Problem to work on
Search the data for the string "name" and extract every line where it appears.

Data supplied
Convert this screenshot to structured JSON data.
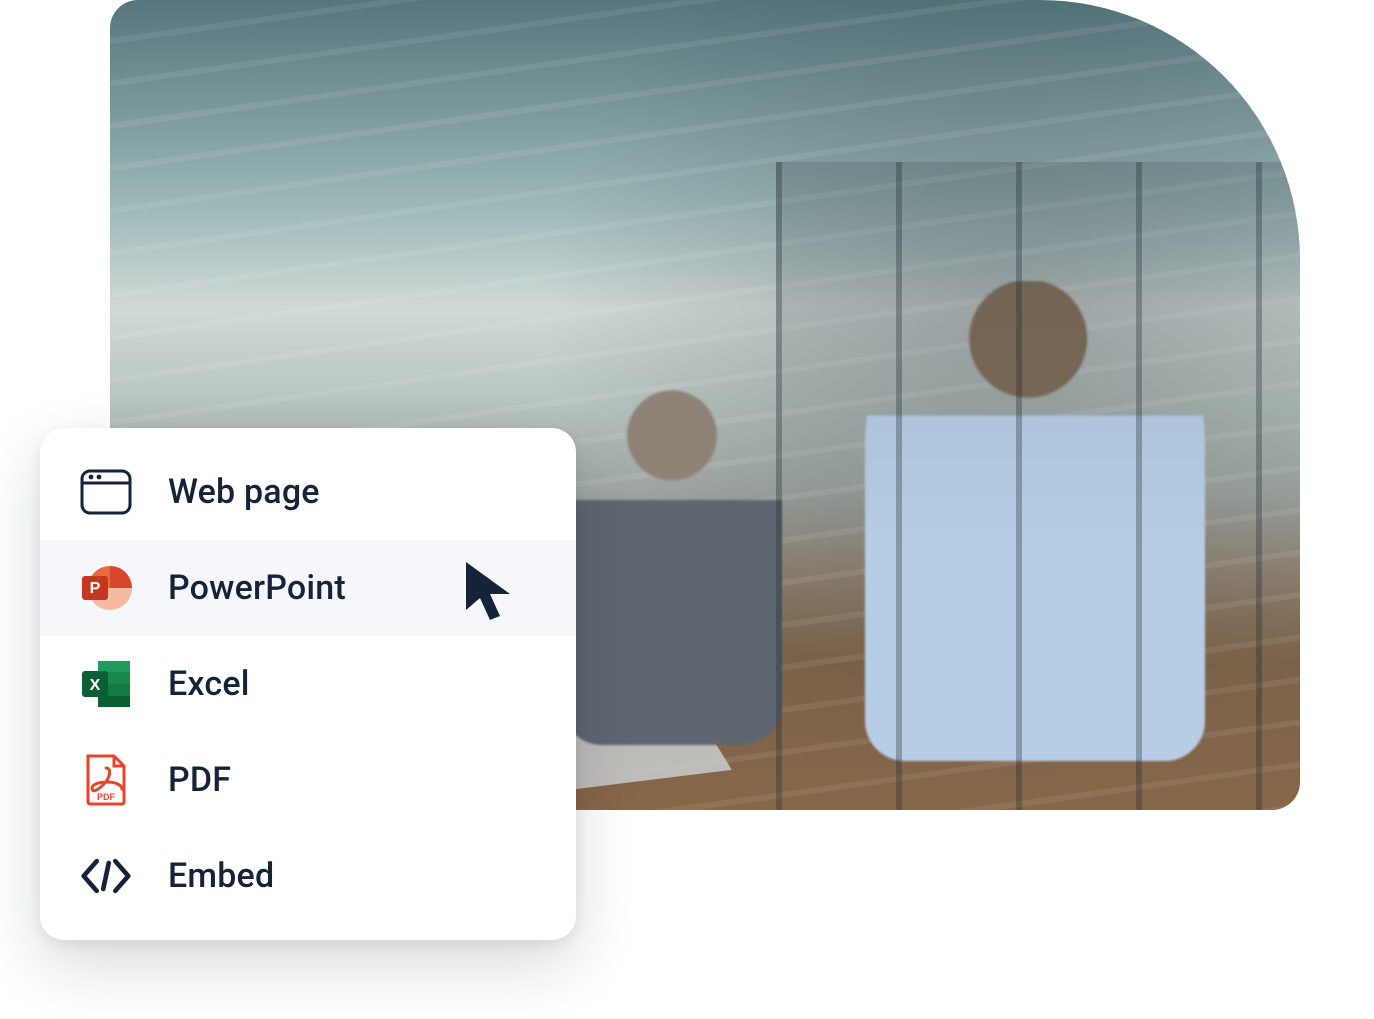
{
  "export_menu": {
    "items": [
      {
        "key": "webpage",
        "label": "Web page",
        "icon": "browser-icon",
        "selected": false
      },
      {
        "key": "powerpoint",
        "label": "PowerPoint",
        "icon": "powerpoint-icon",
        "selected": true
      },
      {
        "key": "excel",
        "label": "Excel",
        "icon": "excel-icon",
        "selected": false
      },
      {
        "key": "pdf",
        "label": "PDF",
        "icon": "pdf-icon",
        "selected": false
      },
      {
        "key": "embed",
        "label": "Embed",
        "icon": "code-icon",
        "selected": false
      }
    ]
  },
  "colors": {
    "text": "#15233a",
    "hover_bg": "#f5f7fa",
    "powerpoint": "#d7472a",
    "excel": "#107c41",
    "pdf": "#e8432e"
  }
}
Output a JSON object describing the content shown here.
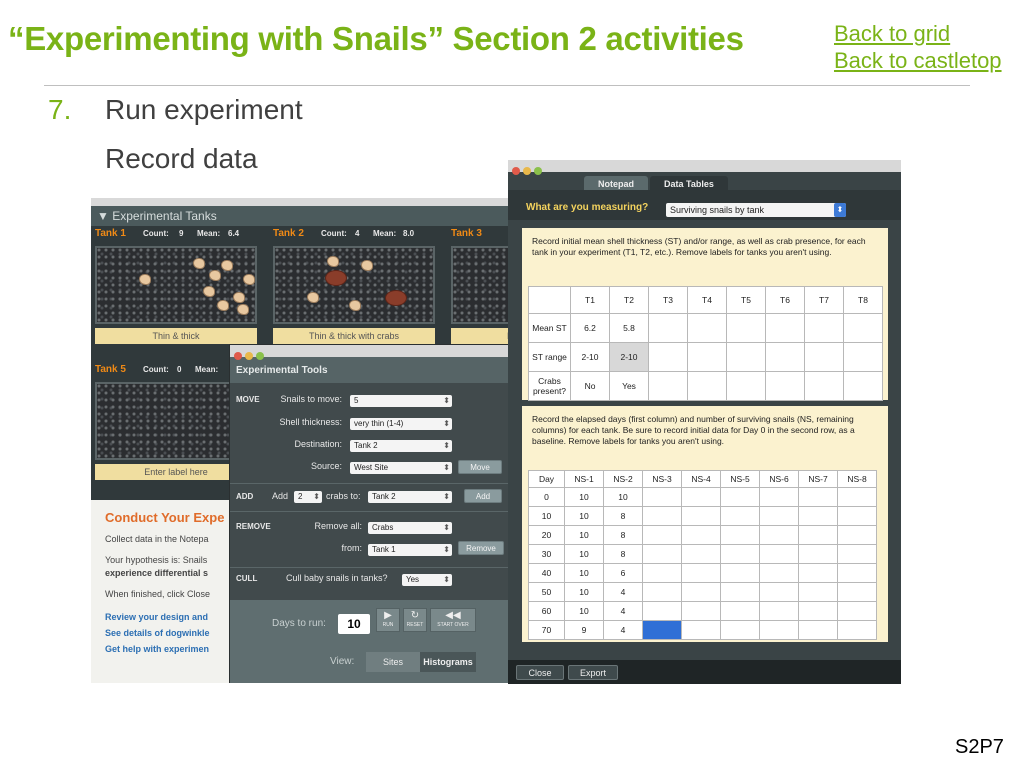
{
  "slide": {
    "title": "“Experimenting with Snails” Section 2 activities",
    "links": [
      "Back to grid",
      "Back to castletop"
    ],
    "step_number": "7.",
    "step_text": "Run experiment",
    "step_sub": "Record data",
    "code": "S2P7",
    "accent_color": "#7ab317"
  },
  "tanks_window": {
    "header": "▼ Experimental Tanks",
    "tanks": [
      {
        "name": "Tank 1",
        "count_label": "Count:",
        "count": "9",
        "mean_label": "Mean:",
        "mean": "6.4",
        "label": "Thin & thick"
      },
      {
        "name": "Tank 2",
        "count_label": "Count:",
        "count": "4",
        "mean_label": "Mean:",
        "mean": "8.0",
        "label": "Thin & thick with crabs"
      },
      {
        "name": "Tank 3",
        "count_label": "",
        "count": "",
        "mean_label": "",
        "mean": "",
        "label": "E"
      },
      {
        "name": "Tank 5",
        "count_label": "Count:",
        "count": "0",
        "mean_label": "Mean:",
        "mean": "",
        "label": "Enter label here"
      }
    ],
    "conduct": {
      "title": "Conduct Your Expe",
      "line1": "Collect data in the Notepa",
      "line2a": "Your hypothesis is: Snails",
      "line2b": "experience differential s",
      "line3": "When finished, click Close",
      "links": [
        "Review your design and",
        "See details of dogwinkle",
        "Get help with experimen"
      ]
    }
  },
  "tools_window": {
    "title": "Experimental Tools",
    "move": {
      "section": "MOVE",
      "snails_label": "Snails to move:",
      "snails_value": "5",
      "shell_label": "Shell thickness:",
      "shell_value": "very thin (1-4)",
      "dest_label": "Destination:",
      "dest_value": "Tank 2",
      "source_label": "Source:",
      "source_value": "West Site",
      "button": "Move"
    },
    "add": {
      "section": "ADD",
      "add_label": "Add",
      "count_value": "2",
      "crabs_to_label": "crabs to:",
      "tank_value": "Tank 2",
      "button": "Add"
    },
    "remove": {
      "section": "REMOVE",
      "remove_all_label": "Remove all:",
      "remove_value": "Crabs",
      "from_label": "from:",
      "from_value": "Tank 1",
      "button": "Remove"
    },
    "cull": {
      "section": "CULL",
      "label": "Cull baby snails in tanks?",
      "value": "Yes"
    },
    "days_label": "Days to run:",
    "days_value": "10",
    "controls": [
      "RUN",
      "RESET",
      "START OVER"
    ],
    "view_label": "View:",
    "view_options": [
      "Sites",
      "Histograms"
    ]
  },
  "data_window": {
    "tabs": [
      "Notepad",
      "Data Tables"
    ],
    "measure_label": "What are you measuring?",
    "measure_value": "Surviving snails by tank",
    "instr1": "Record initial mean shell thickness (ST) and/or range, as well as crab presence, for each tank in your experiment (T1, T2, etc.). Remove labels for tanks you aren't using.",
    "table1": {
      "headers": [
        "",
        "T1",
        "T2",
        "T3",
        "T4",
        "T5",
        "T6",
        "T7",
        "T8"
      ],
      "rows": [
        [
          "Mean ST",
          "6.2",
          "5.8",
          "",
          "",
          "",
          "",
          "",
          ""
        ],
        [
          "ST range",
          "2-10",
          "2-10",
          "",
          "",
          "",
          "",
          "",
          ""
        ],
        [
          "Crabs present?",
          "No",
          "Yes",
          "",
          "",
          "",
          "",
          "",
          ""
        ]
      ]
    },
    "instr2": "Record the elapsed days (first column) and number of surviving snails (NS, remaining columns) for each tank. Be sure to record initial data for Day 0 in the second row, as a baseline. Remove labels for tanks you aren't using.",
    "table2": {
      "headers": [
        "Day",
        "NS-1",
        "NS-2",
        "NS-3",
        "NS-4",
        "NS-5",
        "NS-6",
        "NS-7",
        "NS-8"
      ],
      "rows": [
        [
          "0",
          "10",
          "10",
          "",
          "",
          "",
          "",
          "",
          ""
        ],
        [
          "10",
          "10",
          "8",
          "",
          "",
          "",
          "",
          "",
          ""
        ],
        [
          "20",
          "10",
          "8",
          "",
          "",
          "",
          "",
          "",
          ""
        ],
        [
          "30",
          "10",
          "8",
          "",
          "",
          "",
          "",
          "",
          ""
        ],
        [
          "40",
          "10",
          "6",
          "",
          "",
          "",
          "",
          "",
          ""
        ],
        [
          "50",
          "10",
          "4",
          "",
          "",
          "",
          "",
          "",
          ""
        ],
        [
          "60",
          "10",
          "4",
          "",
          "",
          "",
          "",
          "",
          ""
        ],
        [
          "70",
          "9",
          "4",
          "",
          "",
          "",
          "",
          "",
          ""
        ]
      ]
    },
    "close_button": "Close",
    "export_button": "Export"
  }
}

Written answer
        "name": "Tank 1",
        "name": "Tank 2",
        "name": "Tank 3",
        "name": "Tank 5",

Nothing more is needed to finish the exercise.